What is required: Going through the material below, please gather all lines with the word "Learn" in them.

[start of Records to use]

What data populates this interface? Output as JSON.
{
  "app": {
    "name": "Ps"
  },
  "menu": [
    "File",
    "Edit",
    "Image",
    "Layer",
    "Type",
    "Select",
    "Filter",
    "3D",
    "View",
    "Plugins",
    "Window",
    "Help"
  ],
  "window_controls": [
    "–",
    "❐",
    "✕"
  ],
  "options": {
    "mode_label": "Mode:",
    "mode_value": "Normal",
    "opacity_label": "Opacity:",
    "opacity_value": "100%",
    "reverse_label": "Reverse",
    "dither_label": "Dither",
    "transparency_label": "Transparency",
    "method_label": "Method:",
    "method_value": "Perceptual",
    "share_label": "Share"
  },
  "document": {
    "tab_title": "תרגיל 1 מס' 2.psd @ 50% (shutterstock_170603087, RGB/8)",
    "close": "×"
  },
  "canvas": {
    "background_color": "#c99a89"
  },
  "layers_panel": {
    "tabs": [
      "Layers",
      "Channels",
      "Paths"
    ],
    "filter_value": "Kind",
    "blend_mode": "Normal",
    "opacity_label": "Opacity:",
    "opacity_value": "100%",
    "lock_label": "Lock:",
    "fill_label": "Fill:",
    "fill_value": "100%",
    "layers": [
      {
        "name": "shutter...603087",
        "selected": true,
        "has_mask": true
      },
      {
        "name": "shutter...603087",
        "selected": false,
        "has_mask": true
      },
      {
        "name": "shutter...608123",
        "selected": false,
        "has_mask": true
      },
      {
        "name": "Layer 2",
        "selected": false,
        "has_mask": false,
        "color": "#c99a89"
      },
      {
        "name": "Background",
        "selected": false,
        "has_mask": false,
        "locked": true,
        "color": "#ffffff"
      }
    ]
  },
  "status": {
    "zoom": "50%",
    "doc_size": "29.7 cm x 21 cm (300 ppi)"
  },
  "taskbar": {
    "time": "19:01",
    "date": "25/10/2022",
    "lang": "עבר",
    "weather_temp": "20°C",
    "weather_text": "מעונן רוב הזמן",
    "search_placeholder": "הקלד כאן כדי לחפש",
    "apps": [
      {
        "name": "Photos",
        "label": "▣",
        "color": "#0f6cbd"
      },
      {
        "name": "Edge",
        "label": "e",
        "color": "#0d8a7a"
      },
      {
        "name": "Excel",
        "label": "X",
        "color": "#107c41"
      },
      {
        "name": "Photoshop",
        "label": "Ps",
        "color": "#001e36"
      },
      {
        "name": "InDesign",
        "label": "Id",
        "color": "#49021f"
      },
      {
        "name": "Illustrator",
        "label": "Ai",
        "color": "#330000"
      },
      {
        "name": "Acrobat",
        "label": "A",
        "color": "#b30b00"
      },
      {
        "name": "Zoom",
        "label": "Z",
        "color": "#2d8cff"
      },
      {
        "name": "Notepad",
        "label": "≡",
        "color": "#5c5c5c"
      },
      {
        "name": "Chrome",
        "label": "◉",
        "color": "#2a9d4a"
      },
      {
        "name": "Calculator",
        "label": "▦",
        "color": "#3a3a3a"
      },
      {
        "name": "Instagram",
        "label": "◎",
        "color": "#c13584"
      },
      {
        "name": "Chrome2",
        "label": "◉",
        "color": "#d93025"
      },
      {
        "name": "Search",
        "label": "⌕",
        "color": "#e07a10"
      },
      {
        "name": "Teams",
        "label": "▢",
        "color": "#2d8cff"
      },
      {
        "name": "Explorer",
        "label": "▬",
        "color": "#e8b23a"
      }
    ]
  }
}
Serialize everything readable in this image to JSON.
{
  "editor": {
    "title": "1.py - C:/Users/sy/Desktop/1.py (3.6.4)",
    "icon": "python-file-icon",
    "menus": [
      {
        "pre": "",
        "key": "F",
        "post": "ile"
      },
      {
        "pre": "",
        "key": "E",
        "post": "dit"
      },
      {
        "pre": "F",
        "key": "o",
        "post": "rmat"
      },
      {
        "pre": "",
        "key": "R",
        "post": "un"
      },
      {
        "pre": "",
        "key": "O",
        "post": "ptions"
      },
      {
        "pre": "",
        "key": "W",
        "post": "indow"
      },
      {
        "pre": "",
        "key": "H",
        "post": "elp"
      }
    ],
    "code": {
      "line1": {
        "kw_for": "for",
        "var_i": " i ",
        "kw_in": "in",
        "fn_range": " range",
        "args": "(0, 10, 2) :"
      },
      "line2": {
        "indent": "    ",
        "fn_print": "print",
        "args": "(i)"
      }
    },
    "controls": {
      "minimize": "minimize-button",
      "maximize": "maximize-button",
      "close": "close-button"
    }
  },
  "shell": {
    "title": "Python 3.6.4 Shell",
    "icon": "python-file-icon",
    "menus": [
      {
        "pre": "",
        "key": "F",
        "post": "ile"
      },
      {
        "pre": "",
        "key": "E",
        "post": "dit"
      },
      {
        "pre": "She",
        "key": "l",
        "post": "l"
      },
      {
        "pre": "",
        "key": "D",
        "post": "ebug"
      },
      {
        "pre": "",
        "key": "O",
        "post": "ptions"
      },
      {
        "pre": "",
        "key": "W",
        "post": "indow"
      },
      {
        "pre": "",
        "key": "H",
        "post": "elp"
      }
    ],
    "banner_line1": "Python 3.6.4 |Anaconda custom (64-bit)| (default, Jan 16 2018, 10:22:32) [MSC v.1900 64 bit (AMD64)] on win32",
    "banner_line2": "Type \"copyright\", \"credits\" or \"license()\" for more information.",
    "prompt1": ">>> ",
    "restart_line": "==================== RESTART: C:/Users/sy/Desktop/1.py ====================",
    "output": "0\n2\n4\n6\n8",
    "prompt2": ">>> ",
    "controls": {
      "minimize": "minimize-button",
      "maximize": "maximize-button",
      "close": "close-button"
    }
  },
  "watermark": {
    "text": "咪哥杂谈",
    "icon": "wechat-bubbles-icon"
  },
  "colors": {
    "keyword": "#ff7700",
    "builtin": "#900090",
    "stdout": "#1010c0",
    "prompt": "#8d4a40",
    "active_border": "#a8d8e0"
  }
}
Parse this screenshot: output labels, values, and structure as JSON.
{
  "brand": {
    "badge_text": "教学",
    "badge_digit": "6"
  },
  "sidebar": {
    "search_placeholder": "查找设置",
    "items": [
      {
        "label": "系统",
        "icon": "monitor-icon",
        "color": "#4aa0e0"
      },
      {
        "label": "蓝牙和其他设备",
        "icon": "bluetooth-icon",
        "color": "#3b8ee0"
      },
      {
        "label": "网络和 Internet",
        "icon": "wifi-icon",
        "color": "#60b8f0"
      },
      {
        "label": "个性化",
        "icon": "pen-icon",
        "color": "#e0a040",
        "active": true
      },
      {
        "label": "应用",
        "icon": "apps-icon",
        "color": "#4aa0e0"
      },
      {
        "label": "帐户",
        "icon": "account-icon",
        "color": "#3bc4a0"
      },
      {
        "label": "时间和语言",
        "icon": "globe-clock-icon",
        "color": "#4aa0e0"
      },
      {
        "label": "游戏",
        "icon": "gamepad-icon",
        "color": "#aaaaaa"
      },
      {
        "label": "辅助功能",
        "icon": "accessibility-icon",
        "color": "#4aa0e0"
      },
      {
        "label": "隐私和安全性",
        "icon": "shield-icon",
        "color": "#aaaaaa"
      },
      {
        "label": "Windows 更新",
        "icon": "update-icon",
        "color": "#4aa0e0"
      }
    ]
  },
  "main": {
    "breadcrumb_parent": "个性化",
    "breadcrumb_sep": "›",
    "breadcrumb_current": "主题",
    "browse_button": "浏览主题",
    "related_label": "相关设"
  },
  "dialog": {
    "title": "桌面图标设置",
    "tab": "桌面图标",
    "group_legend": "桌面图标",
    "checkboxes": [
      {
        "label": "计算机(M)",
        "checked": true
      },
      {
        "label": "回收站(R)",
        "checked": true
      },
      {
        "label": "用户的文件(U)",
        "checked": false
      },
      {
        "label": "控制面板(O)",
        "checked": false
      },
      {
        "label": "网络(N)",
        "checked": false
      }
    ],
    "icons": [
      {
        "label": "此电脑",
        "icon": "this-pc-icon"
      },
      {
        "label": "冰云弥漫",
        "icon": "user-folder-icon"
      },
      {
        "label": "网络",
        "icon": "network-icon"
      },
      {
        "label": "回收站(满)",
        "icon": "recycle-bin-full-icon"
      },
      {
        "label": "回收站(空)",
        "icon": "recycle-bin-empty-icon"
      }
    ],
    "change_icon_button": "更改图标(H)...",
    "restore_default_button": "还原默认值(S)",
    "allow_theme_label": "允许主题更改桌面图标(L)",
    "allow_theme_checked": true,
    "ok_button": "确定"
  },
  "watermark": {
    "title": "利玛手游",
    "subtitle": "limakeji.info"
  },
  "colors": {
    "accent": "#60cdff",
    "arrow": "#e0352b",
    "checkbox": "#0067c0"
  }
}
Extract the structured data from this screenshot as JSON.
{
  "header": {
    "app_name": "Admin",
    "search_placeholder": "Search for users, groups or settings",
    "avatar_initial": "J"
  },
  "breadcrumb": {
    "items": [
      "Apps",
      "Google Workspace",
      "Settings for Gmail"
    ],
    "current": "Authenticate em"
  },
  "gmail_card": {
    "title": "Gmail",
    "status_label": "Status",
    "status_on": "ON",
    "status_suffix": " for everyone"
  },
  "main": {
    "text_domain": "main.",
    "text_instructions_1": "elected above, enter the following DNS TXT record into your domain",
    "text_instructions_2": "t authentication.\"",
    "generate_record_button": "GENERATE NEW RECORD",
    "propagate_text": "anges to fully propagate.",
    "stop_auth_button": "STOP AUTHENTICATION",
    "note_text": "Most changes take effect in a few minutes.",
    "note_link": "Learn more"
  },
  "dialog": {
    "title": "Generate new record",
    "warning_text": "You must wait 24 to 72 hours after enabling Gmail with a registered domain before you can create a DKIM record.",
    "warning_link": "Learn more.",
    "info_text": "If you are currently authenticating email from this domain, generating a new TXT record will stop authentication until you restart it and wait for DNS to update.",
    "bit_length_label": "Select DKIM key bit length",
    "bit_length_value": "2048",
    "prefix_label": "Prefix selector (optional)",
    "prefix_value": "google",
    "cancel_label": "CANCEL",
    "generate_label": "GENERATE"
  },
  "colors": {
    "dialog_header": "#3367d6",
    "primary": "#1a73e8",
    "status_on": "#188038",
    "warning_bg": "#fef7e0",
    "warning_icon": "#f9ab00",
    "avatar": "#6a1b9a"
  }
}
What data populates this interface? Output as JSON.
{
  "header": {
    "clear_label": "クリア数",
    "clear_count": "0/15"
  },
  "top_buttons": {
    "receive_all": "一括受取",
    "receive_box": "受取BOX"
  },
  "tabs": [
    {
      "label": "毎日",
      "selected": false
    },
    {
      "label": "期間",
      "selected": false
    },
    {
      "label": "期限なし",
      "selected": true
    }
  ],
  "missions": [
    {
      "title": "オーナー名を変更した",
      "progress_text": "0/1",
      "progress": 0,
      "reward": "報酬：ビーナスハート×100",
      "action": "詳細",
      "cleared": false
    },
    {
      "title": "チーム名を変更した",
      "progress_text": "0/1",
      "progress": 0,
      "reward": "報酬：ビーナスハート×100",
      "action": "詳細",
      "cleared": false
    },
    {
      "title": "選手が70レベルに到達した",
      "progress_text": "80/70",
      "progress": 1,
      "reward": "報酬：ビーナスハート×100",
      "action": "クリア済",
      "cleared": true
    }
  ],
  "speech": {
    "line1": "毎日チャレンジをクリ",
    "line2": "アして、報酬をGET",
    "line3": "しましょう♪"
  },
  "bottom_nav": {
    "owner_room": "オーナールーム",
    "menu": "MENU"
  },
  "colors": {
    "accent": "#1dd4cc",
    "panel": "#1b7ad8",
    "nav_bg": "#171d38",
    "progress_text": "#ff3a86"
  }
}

[end of Records to use]

Solution to the problem:
    "note_link": "Learn more"
    "warning_link": "Learn more.",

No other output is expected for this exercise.